» Written request
Transcribe every entry word for word, leaving out all images.

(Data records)

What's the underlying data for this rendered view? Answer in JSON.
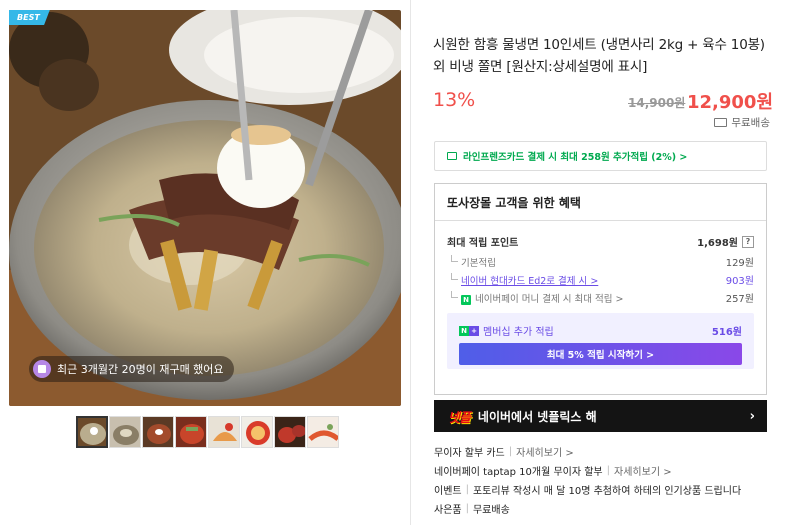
{
  "gallery": {
    "badge": "BEST",
    "repurchase_text": "최근 3개월간 20명이 재구매 했어요",
    "thumbnail_count": 8
  },
  "product": {
    "title": "시원한 함흥 물냉면 10인세트 (냉면사리 2kg + 육수 10봉) 외 비냉 쫄면 [원산지:상세설명에 표시]",
    "discount": "13%",
    "original_price": "14,900원",
    "price": "12,900원",
    "shipping": "무료배송"
  },
  "card_promo": "라인프렌즈카드 결제 시 최대 258원 추가적립 (2%) >",
  "benefits": {
    "heading": "또사장몰 고객을 위한 혜택",
    "max_points_label": "최대 적립 포인트",
    "max_points_value": "1,698원",
    "help": "?",
    "items": [
      {
        "label": "기본적립",
        "value": "129원"
      },
      {
        "label": "네이버 현대카드 Ed2로 결제 시 >",
        "value": "903원"
      },
      {
        "label": "네이버페이 머니 결제 시 최대 적립 >",
        "value": "257원",
        "badge": "N"
      }
    ],
    "membership": {
      "label": "멤버십 추가 적립",
      "badge_left": "N",
      "badge_right": "+",
      "value": "516원",
      "button": "최대 5% 적립 시작하기 >"
    }
  },
  "netflix": {
    "logo": "넷플",
    "text": "네이버에서 넷플릭스 해",
    "arrow": "›"
  },
  "info": [
    {
      "label": "무이자 할부 카드",
      "more": "자세히보기 >"
    },
    {
      "label": "네이버페이 taptap 10개월 무이자 할부",
      "more": "자세히보기 >"
    },
    {
      "label": "이벤트",
      "desc": "포토리뷰 작성시 매 달 10명 추첨하여 하테의 인기상품 드립니다"
    },
    {
      "label": "사은품",
      "desc": "무료배송"
    }
  ],
  "colors": {
    "accent_red": "#f0504b",
    "naver_green": "#00a94f",
    "membership_purple": "#6a4ce6",
    "best_badge": "#35b8e8"
  }
}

» Exercise output
What's the underlying data for this rendered view? Answer in JSON.
{
  "gallery": {
    "badge": "BEST",
    "repurchase_text": "최근 3개월간 20명이 재구매 했어요",
    "thumbnail_count": 8
  },
  "product": {
    "title": "시원한 함흥 물냉면 10인세트 (냉면사리 2kg + 육수 10봉) 외 비냉 쫄면 [원산지:상세설명에 표시]",
    "discount": "13%",
    "original_price": "14,900원",
    "price": "12,900원",
    "shipping": "무료배송"
  },
  "card_promo": "라인프렌즈카드 결제 시 최대 258원 추가적립 (2%) >",
  "benefits": {
    "heading": "또사장몰 고객을 위한 혜택",
    "max_points_label": "최대 적립 포인트",
    "max_points_value": "1,698원",
    "help": "?",
    "items": [
      {
        "label": "기본적립",
        "value": "129원"
      },
      {
        "label": "네이버 현대카드 Ed2로 결제 시 >",
        "value": "903원"
      },
      {
        "label": "네이버페이 머니 결제 시 최대 적립 >",
        "value": "257원",
        "badge": "N"
      }
    ],
    "membership": {
      "label": "멤버십 추가 적립",
      "badge_left": "N",
      "badge_right": "+",
      "value": "516원",
      "button": "최대 5% 적립 시작하기 >"
    }
  },
  "netflix": {
    "logo": "넷플",
    "text": "네이버에서 넷플릭스 해",
    "arrow": "›"
  },
  "info": [
    {
      "label": "무이자 할부 카드",
      "more": "자세히보기 >"
    },
    {
      "label": "네이버페이 taptap 10개월 무이자 할부",
      "more": "자세히보기 >"
    },
    {
      "label": "이벤트",
      "desc": "포토리뷰 작성시 매 달 10명 추첨하여 하테의 인기상품 드립니다"
    },
    {
      "label": "사은품",
      "desc": "무료배송"
    }
  ],
  "colors": {
    "accent_red": "#f0504b",
    "naver_green": "#00a94f",
    "membership_purple": "#6a4ce6",
    "best_badge": "#35b8e8"
  }
}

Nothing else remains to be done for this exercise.